STATED EXERCISE
Please extract every line of the records below and reproduce each one without any change.

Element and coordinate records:

+++

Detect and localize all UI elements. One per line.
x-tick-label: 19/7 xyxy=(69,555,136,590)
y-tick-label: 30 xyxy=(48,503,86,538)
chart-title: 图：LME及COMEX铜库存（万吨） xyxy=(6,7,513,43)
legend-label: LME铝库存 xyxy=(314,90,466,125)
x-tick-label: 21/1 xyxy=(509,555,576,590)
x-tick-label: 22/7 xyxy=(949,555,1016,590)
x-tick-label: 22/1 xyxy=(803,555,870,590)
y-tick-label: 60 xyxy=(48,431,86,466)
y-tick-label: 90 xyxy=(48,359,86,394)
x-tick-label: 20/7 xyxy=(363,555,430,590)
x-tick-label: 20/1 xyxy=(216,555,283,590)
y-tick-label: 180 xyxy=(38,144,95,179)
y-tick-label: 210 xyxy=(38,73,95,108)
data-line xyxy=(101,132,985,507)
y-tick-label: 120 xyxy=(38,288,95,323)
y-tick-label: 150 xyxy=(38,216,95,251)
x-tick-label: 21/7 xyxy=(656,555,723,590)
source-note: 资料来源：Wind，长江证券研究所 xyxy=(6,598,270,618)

+++

WRITTEN REPLY
Detect and localize all UI elements. One per line.
x-tick-label: 19/7 xyxy=(69,555,136,590)
y-tick-label: 30 xyxy=(48,503,86,538)
chart-title: 图：LME及COMEX铜库存（万吨） xyxy=(6,7,513,43)
legend-label: LME铝库存 xyxy=(314,90,466,125)
x-tick-label: 21/1 xyxy=(509,555,576,590)
x-tick-label: 22/7 xyxy=(949,555,1016,590)
x-tick-label: 22/1 xyxy=(803,555,870,590)
y-tick-label: 60 xyxy=(48,431,86,466)
y-tick-label: 90 xyxy=(48,359,86,394)
x-tick-label: 20/7 xyxy=(363,555,430,590)
x-tick-label: 20/1 xyxy=(216,555,283,590)
y-tick-label: 180 xyxy=(38,144,95,179)
y-tick-label: 210 xyxy=(38,73,95,108)
data-line xyxy=(101,132,985,507)
y-tick-label: 120 xyxy=(38,288,95,323)
y-tick-label: 150 xyxy=(38,216,95,251)
x-tick-label: 21/7 xyxy=(656,555,723,590)
source-note: 资料来源：Wind，长江证券研究所 xyxy=(6,598,270,618)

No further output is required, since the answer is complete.